■ TASK INSTRUCTIONS
Go through the data below. List every line that holds the word "Gaby".

## Begin LISTING

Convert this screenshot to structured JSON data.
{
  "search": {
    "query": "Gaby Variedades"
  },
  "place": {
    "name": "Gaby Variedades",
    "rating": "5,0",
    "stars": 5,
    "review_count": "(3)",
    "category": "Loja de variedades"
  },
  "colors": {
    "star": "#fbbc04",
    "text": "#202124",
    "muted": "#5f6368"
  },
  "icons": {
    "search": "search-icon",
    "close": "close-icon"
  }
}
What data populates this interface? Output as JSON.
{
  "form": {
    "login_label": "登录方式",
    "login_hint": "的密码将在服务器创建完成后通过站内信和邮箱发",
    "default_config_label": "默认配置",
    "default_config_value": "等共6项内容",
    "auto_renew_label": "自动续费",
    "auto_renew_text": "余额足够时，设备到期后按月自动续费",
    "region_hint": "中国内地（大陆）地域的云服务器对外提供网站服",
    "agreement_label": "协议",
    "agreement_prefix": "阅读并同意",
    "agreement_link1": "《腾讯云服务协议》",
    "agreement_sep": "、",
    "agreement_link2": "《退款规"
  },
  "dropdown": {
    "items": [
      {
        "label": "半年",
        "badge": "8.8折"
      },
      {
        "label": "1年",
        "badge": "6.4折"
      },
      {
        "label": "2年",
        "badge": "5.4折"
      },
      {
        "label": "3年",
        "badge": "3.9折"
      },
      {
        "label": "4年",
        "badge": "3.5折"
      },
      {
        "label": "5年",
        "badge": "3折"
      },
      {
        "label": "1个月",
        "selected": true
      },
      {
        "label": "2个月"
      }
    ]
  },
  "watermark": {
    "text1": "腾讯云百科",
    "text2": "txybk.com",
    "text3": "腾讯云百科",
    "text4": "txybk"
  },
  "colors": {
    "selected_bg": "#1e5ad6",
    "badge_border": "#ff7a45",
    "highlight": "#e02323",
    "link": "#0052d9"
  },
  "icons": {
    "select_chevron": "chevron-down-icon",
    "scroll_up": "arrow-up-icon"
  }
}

## End LISTING

■ FINAL RESULT
    "query": "Gaby Variedades"
    "name": "Gaby Variedades",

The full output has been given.